What is needed:
Copy the data precisely, keeping every character.

Dataset listings of figures:
....
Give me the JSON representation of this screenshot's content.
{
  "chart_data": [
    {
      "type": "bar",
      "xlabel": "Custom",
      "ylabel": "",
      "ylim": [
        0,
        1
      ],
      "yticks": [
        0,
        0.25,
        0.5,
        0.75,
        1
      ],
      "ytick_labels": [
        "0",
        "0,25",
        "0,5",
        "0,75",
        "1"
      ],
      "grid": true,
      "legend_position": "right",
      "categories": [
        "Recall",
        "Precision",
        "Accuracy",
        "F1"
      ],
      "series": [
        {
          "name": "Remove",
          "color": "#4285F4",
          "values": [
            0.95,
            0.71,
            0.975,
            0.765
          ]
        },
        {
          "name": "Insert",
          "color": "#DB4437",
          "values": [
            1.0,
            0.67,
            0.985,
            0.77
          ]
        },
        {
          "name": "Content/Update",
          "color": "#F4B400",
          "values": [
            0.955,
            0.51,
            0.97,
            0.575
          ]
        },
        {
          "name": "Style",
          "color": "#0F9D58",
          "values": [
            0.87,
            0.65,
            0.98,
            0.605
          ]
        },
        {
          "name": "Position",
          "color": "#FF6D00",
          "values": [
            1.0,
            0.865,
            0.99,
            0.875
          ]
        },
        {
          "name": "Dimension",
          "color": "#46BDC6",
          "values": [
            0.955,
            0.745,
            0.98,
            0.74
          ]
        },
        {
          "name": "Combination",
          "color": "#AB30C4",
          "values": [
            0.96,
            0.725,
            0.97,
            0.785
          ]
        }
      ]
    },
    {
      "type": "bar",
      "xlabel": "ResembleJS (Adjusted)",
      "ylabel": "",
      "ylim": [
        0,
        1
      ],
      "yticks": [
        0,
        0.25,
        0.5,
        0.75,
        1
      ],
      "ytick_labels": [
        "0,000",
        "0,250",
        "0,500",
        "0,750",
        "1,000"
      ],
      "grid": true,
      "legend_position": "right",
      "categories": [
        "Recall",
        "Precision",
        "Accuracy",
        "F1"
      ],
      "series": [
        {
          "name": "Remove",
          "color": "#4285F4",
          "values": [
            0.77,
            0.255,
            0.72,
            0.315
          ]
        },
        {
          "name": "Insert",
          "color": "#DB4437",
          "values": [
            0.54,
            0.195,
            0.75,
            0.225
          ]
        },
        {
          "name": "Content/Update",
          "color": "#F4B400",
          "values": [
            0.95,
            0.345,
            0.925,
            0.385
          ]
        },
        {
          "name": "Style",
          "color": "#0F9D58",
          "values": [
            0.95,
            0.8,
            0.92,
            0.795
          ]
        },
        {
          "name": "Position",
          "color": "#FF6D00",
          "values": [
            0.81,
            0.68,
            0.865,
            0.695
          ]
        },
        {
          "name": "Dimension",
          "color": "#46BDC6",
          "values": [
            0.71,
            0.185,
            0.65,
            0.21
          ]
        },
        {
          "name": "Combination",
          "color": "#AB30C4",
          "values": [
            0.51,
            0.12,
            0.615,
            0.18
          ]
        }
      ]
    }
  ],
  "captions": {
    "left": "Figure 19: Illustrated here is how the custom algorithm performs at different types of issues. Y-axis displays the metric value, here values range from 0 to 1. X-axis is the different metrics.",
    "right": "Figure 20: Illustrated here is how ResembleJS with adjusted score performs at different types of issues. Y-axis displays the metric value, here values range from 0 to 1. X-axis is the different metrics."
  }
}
....
Problem solution:
Give me the JSON representation of this screenshot's content.
{
  "chart_data": [
    {
      "type": "bar",
      "xlabel": "Custom",
      "ylabel": "",
      "ylim": [
        0,
        1
      ],
      "yticks": [
        0,
        0.25,
        0.5,
        0.75,
        1
      ],
      "ytick_labels": [
        "0",
        "0,25",
        "0,5",
        "0,75",
        "1"
      ],
      "grid": true,
      "legend_position": "right",
      "categories": [
        "Recall",
        "Precision",
        "Accuracy",
        "F1"
      ],
      "series": [
        {
          "name": "Remove",
          "color": "#4285F4",
          "values": [
            0.95,
            0.71,
            0.975,
            0.765
          ]
        },
        {
          "name": "Insert",
          "color": "#DB4437",
          "values": [
            1.0,
            0.67,
            0.985,
            0.77
          ]
        },
        {
          "name": "Content/Update",
          "color": "#F4B400",
          "values": [
            0.955,
            0.51,
            0.97,
            0.575
          ]
        },
        {
          "name": "Style",
          "color": "#0F9D58",
          "values": [
            0.87,
            0.65,
            0.98,
            0.605
          ]
        },
        {
          "name": "Position",
          "color": "#FF6D00",
          "values": [
            1.0,
            0.865,
            0.99,
            0.875
          ]
        },
        {
          "name": "Dimension",
          "color": "#46BDC6",
          "values": [
            0.955,
            0.745,
            0.98,
            0.74
          ]
        },
        {
          "name": "Combination",
          "color": "#AB30C4",
          "values": [
            0.96,
            0.725,
            0.97,
            0.785
          ]
        }
      ]
    },
    {
      "type": "bar",
      "xlabel": "ResembleJS (Adjusted)",
      "ylabel": "",
      "ylim": [
        0,
        1
      ],
      "yticks": [
        0,
        0.25,
        0.5,
        0.75,
        1
      ],
      "ytick_labels": [
        "0,000",
        "0,250",
        "0,500",
        "0,750",
        "1,000"
      ],
      "grid": true,
      "legend_position": "right",
      "categories": [
        "Recall",
        "Precision",
        "Accuracy",
        "F1"
      ],
      "series": [
        {
          "name": "Remove",
          "color": "#4285F4",
          "values": [
            0.77,
            0.255,
            0.72,
            0.315
          ]
        },
        {
          "name": "Insert",
          "color": "#DB4437",
          "values": [
            0.54,
            0.195,
            0.75,
            0.225
          ]
        },
        {
          "name": "Content/Update",
          "color": "#F4B400",
          "values": [
            0.95,
            0.345,
            0.925,
            0.385
          ]
        },
        {
          "name": "Style",
          "color": "#0F9D58",
          "values": [
            0.95,
            0.8,
            0.92,
            0.795
          ]
        },
        {
          "name": "Position",
          "color": "#FF6D00",
          "values": [
            0.81,
            0.68,
            0.865,
            0.695
          ]
        },
        {
          "name": "Dimension",
          "color": "#46BDC6",
          "values": [
            0.71,
            0.185,
            0.65,
            0.21
          ]
        },
        {
          "name": "Combination",
          "color": "#AB30C4",
          "values": [
            0.51,
            0.12,
            0.615,
            0.18
          ]
        }
      ]
    }
  ],
  "captions": {
    "left": "Figure 19: Illustrated here is how the custom algorithm performs at different types of issues. Y-axis displays the metric value, here values range from 0 to 1. X-axis is the different metrics.",
    "right": "Figure 20: Illustrated here is how ResembleJS with adjusted score performs at different types of issues. Y-axis displays the metric value, here values range from 0 to 1. X-axis is the different metrics."
  }
}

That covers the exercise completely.